WHAT THE TASK REQUIRES: Output every entry exactly, from the first line to the last.

--- BEGIN ---

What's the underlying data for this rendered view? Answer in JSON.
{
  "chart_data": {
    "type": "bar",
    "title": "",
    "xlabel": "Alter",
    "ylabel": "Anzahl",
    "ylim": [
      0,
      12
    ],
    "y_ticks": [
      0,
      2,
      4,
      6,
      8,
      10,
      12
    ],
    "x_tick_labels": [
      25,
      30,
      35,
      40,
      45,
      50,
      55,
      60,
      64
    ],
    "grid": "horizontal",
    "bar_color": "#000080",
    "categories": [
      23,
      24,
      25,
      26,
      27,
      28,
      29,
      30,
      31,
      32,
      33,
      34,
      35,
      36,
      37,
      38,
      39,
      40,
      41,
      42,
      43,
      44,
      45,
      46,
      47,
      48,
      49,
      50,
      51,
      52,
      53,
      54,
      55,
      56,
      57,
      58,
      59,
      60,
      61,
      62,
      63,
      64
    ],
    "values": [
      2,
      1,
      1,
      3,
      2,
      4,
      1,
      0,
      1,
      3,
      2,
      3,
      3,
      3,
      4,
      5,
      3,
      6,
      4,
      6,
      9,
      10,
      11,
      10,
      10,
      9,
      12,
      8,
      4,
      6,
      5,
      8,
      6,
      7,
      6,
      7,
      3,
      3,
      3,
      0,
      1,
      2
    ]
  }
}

--- END ---

EXERCISE RESULT:
What's the underlying data for this rendered view? Answer in JSON.
{
  "chart_data": {
    "type": "bar",
    "title": "",
    "xlabel": "Alter",
    "ylabel": "Anzahl",
    "ylim": [
      0,
      12
    ],
    "y_ticks": [
      0,
      2,
      4,
      6,
      8,
      10,
      12
    ],
    "x_tick_labels": [
      25,
      30,
      35,
      40,
      45,
      50,
      55,
      60,
      64
    ],
    "grid": "horizontal",
    "bar_color": "#000080",
    "categories": [
      23,
      24,
      25,
      26,
      27,
      28,
      29,
      30,
      31,
      32,
      33,
      34,
      35,
      36,
      37,
      38,
      39,
      40,
      41,
      42,
      43,
      44,
      45,
      46,
      47,
      48,
      49,
      50,
      51,
      52,
      53,
      54,
      55,
      56,
      57,
      58,
      59,
      60,
      61,
      62,
      63,
      64
    ],
    "values": [
      2,
      1,
      1,
      3,
      2,
      4,
      1,
      0,
      1,
      3,
      2,
      3,
      3,
      3,
      4,
      5,
      3,
      6,
      4,
      6,
      9,
      10,
      11,
      10,
      10,
      9,
      12,
      8,
      4,
      6,
      5,
      8,
      6,
      7,
      6,
      7,
      3,
      3,
      3,
      0,
      1,
      2
    ]
  }
}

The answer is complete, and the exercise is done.